__Problem__
Copy out every line of the items below verbatim, leaving out the pictures.

BEGIN Material shown

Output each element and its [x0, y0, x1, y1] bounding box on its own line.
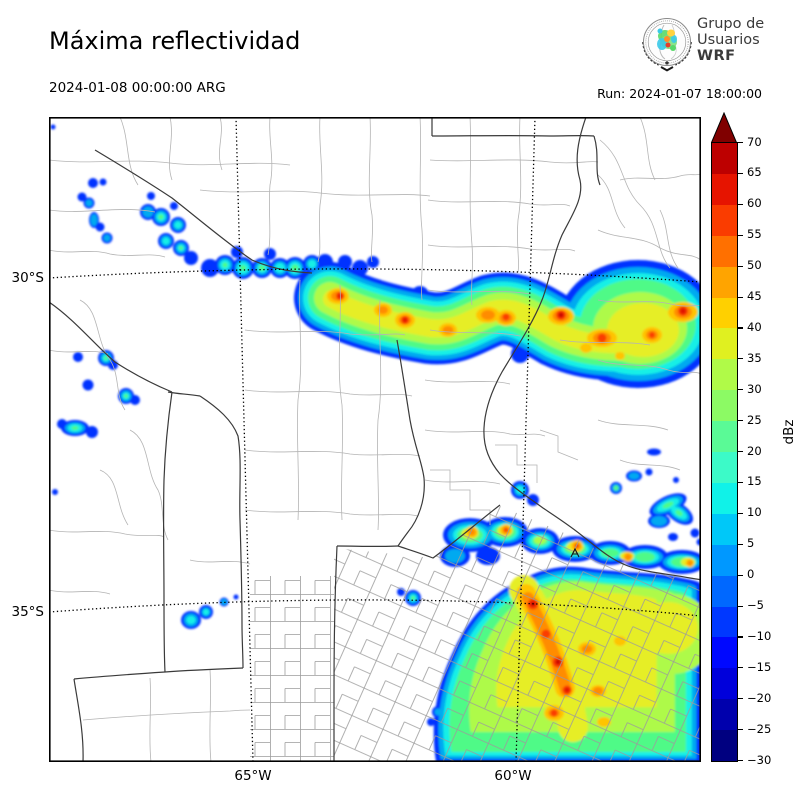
- colorbar-tick-label: 60: [747, 196, 762, 211]
- colorbar-tick-mark: [738, 172, 743, 175]
- colorbar-tick-label: 65: [747, 165, 762, 180]
- colorbar-tick-mark: [738, 203, 743, 205]
- colorbar-segment: [712, 636, 737, 669]
- colorbar-tick-mark: [738, 234, 743, 236]
- map-frame: [49, 117, 701, 762]
- colorbar-over-arrow: [711, 112, 738, 143]
- colorbar-tick-label: 0: [747, 567, 755, 582]
- colorbar-tick-label: 20: [747, 443, 762, 458]
- colorbar-gradient: [711, 142, 738, 762]
- station-marker-icon: [570, 547, 580, 558]
- colorbar-tick-label: 10: [747, 505, 762, 520]
- colorbar-tick-label: −30: [747, 752, 772, 767]
- lat-tick-30s: 30°S: [11, 270, 45, 286]
- colorbar-segment: [712, 482, 737, 514]
- colorbar-tick-mark: [738, 389, 743, 391]
- colorbar-tick-mark: [738, 667, 743, 669]
- logo-line-3: WRF: [697, 48, 736, 64]
- page-title: Máxima reflectividad: [49, 27, 301, 55]
- colorbar-segment: [712, 297, 737, 329]
- colorbar-tick-mark: [738, 265, 743, 267]
- colorbar-segment: [712, 266, 737, 298]
- colorbar-tick-mark: [738, 420, 743, 422]
- colorbar-tick-mark: [738, 760, 743, 762]
- graticule-layer: [49, 117, 701, 762]
- logo-line-2: Usuarios: [697, 32, 760, 48]
- colorbar-tick-label: 50: [747, 258, 762, 273]
- colorbar-segment: [712, 235, 737, 267]
- colorbar-tick-label: 45: [747, 289, 762, 303]
- colorbar-tick-label: 30: [747, 381, 762, 396]
- colorbar-tick-mark: [738, 296, 743, 298]
- map-canvas: [49, 117, 701, 762]
- colorbar-segment: [712, 698, 737, 731]
- lat-tick-35s: 35°S: [11, 604, 45, 620]
- wrf-users-logo-icon: [642, 18, 692, 72]
- colorbar-tick-mark: [738, 142, 743, 144]
- colorbar-tick-mark: [738, 605, 743, 607]
- colorbar-segment: [712, 173, 737, 205]
- colorbar-tick-label: −25: [747, 721, 772, 736]
- logo-line-1: Grupo de: [697, 16, 765, 32]
- colorbar-segment: [712, 729, 737, 761]
- colorbar-tick-mark: [738, 358, 743, 360]
- colorbar-segment: [712, 142, 737, 174]
- province-boundaries-layer: [49, 117, 701, 762]
- colorbar-tick-label: 15: [747, 474, 762, 489]
- lon-tick-60w: 60°W: [494, 768, 532, 784]
- colorbar-tick-label: 70: [747, 134, 762, 149]
- colorbar-tick-label: −15: [747, 659, 772, 674]
- colorbar-tick-label: −20: [747, 690, 772, 705]
- colorbar-tick-mark: [738, 729, 743, 731]
- colorbar-segment: [712, 544, 737, 576]
- valid-time-label: 2024-01-08 00:00:00 ARG: [49, 80, 226, 96]
- colorbar-segment: [712, 667, 737, 700]
- colorbar-tick-label: 55: [747, 227, 762, 242]
- colorbar-tick-mark: [738, 574, 743, 576]
- colorbar-tick-label: −10: [747, 628, 772, 643]
- colorbar-tick-mark: [738, 512, 743, 514]
- colorbar-segment: [712, 358, 737, 391]
- colorbar-segment: [712, 606, 737, 638]
- run-time-label: Run: 2024-01-07 18:00:00: [597, 86, 762, 101]
- colorbar-tick-mark: [738, 327, 743, 329]
- colorbar: 70 65 60 55 50 45 40 35 30 25 20 15 10 5 0 −5 −10 −15 −20−…: [711, 112, 800, 782]
- colorbar-tick-label: 35: [747, 350, 762, 365]
- colorbar-tick-label: 5: [747, 536, 755, 551]
- lon-tick-65w: 65°W: [234, 768, 272, 784]
- colorbar-segment: [712, 327, 737, 360]
- colorbar-segment: [712, 513, 737, 545]
- colorbar-segment: [712, 389, 737, 422]
- colorbar-tick-label: 25: [747, 412, 762, 427]
- colorbar-tick-mark: [738, 698, 743, 700]
- colorbar-tick-label: 40: [747, 319, 762, 334]
- colorbar-segment: [712, 575, 737, 607]
- colorbar-tick-mark: [738, 451, 743, 453]
- colorbar-tick-mark: [738, 481, 743, 484]
- colorbar-segment: [712, 420, 737, 452]
- colorbar-tick-label: −5: [747, 598, 764, 612]
- department-boundaries-layer: [49, 117, 701, 762]
- colorbar-units-label: dBz: [781, 419, 797, 445]
- colorbar-segment: [712, 204, 737, 236]
- colorbar-tick-mark: [738, 636, 743, 638]
- gridline-35s: [49, 599, 701, 617]
- colorbar-tick-mark: [738, 543, 743, 545]
- colorbar-segment: [712, 451, 737, 483]
- logo-text: Grupo de Usuarios WRF: [697, 16, 764, 64]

END Material shown

__Written answer__
Output each element and its [x0, y0, x1, y1] bounding box on its own line.
- colorbar-tick-label: 60: [747, 196, 762, 211]
- colorbar-tick-mark: [738, 172, 743, 175]
- colorbar-tick-label: 65: [747, 165, 762, 180]
- colorbar-tick-mark: [738, 203, 743, 205]
- colorbar-segment: [712, 636, 737, 669]
- colorbar-tick-mark: [738, 234, 743, 236]
- map-frame: [49, 117, 701, 762]
- colorbar-over-arrow: [711, 112, 738, 143]
- colorbar-tick-label: 0: [747, 567, 755, 582]
- colorbar-tick-label: 20: [747, 443, 762, 458]
- colorbar-gradient: [711, 142, 738, 762]
- station-marker-icon: [570, 547, 580, 558]
- colorbar-tick-label: 10: [747, 505, 762, 520]
- colorbar-tick-label: −30: [747, 752, 772, 767]
- lat-tick-30s: 30°S: [11, 270, 45, 286]
- colorbar-segment: [712, 482, 737, 514]
- colorbar-tick-mark: [738, 389, 743, 391]
- colorbar-tick-mark: [738, 667, 743, 669]
- logo-line-3: WRF: [697, 48, 736, 64]
- page-title: Máxima reflectividad: [49, 27, 301, 55]
- colorbar-segment: [712, 297, 737, 329]
- colorbar-tick-mark: [738, 265, 743, 267]
- colorbar-segment: [712, 266, 737, 298]
- colorbar-tick-mark: [738, 420, 743, 422]
- colorbar-tick-mark: [738, 760, 743, 762]
- graticule-layer: [49, 117, 701, 762]
- logo-line-2: Usuarios: [697, 32, 760, 48]
- colorbar-tick-label: 50: [747, 258, 762, 273]
- colorbar-segment: [712, 235, 737, 267]
- colorbar-tick-label: 45: [747, 289, 762, 303]
- colorbar-tick-label: 30: [747, 381, 762, 396]
- colorbar-tick-mark: [738, 296, 743, 298]
- map-canvas: [49, 117, 701, 762]
- colorbar-segment: [712, 698, 737, 731]
- lat-tick-35s: 35°S: [11, 604, 45, 620]
- wrf-users-logo-icon: [642, 18, 692, 72]
- colorbar-tick-mark: [738, 142, 743, 144]
- colorbar-tick-mark: [738, 605, 743, 607]
- colorbar-segment: [712, 173, 737, 205]
- colorbar-tick-label: −25: [747, 721, 772, 736]
- logo-line-1: Grupo de: [697, 16, 765, 32]
- colorbar-segment: [712, 729, 737, 761]
- colorbar-tick-mark: [738, 358, 743, 360]
- colorbar-segment: [712, 142, 737, 174]
- province-boundaries-layer: [49, 117, 701, 762]
- colorbar-tick-label: 15: [747, 474, 762, 489]
- lon-tick-60w: 60°W: [494, 768, 532, 784]
- colorbar-tick-label: 70: [747, 134, 762, 149]
- colorbar-tick-label: −15: [747, 659, 772, 674]
- colorbar-tick-label: −20: [747, 690, 772, 705]
- colorbar-tick-mark: [738, 729, 743, 731]
- colorbar-segment: [712, 544, 737, 576]
- valid-time-label: 2024-01-08 00:00:00 ARG: [49, 80, 226, 96]
- colorbar-segment: [712, 667, 737, 700]
- colorbar-tick-label: 55: [747, 227, 762, 242]
- colorbar-tick-mark: [738, 574, 743, 576]
- colorbar-tick-label: −10: [747, 628, 772, 643]
- colorbar-tick-mark: [738, 512, 743, 514]
- colorbar-segment: [712, 358, 737, 391]
- colorbar-segment: [712, 606, 737, 638]
- run-time-label: Run: 2024-01-07 18:00:00: [597, 86, 762, 101]
- colorbar-tick-mark: [738, 327, 743, 329]
- colorbar: 70 65 60 55 50 45 40 35 30 25 20 15 10 5 0 −5 −10 −15 −20−…: [711, 112, 800, 782]
- colorbar-tick-label: 35: [747, 350, 762, 365]
- colorbar-tick-label: 5: [747, 536, 755, 551]
- lon-tick-65w: 65°W: [234, 768, 272, 784]
- colorbar-segment: [712, 327, 737, 360]
- colorbar-segment: [712, 513, 737, 545]
- colorbar-segment: [712, 389, 737, 422]
- colorbar-tick-label: 25: [747, 412, 762, 427]
- colorbar-tick-mark: [738, 698, 743, 700]
- colorbar-tick-label: 40: [747, 319, 762, 334]
- colorbar-segment: [712, 575, 737, 607]
- colorbar-tick-mark: [738, 451, 743, 453]
- colorbar-tick-mark: [738, 481, 743, 484]
- colorbar-segment: [712, 420, 737, 452]
- colorbar-tick-label: −5: [747, 598, 764, 612]
- department-boundaries-layer: [49, 117, 701, 762]
- colorbar-units-label: dBz: [781, 419, 797, 445]
- colorbar-segment: [712, 204, 737, 236]
- colorbar-tick-mark: [738, 636, 743, 638]
- gridline-35s: [49, 599, 701, 617]
- colorbar-tick-mark: [738, 543, 743, 545]
- colorbar-segment: [712, 451, 737, 483]
- logo-text: Grupo de Usuarios WRF: [697, 16, 764, 64]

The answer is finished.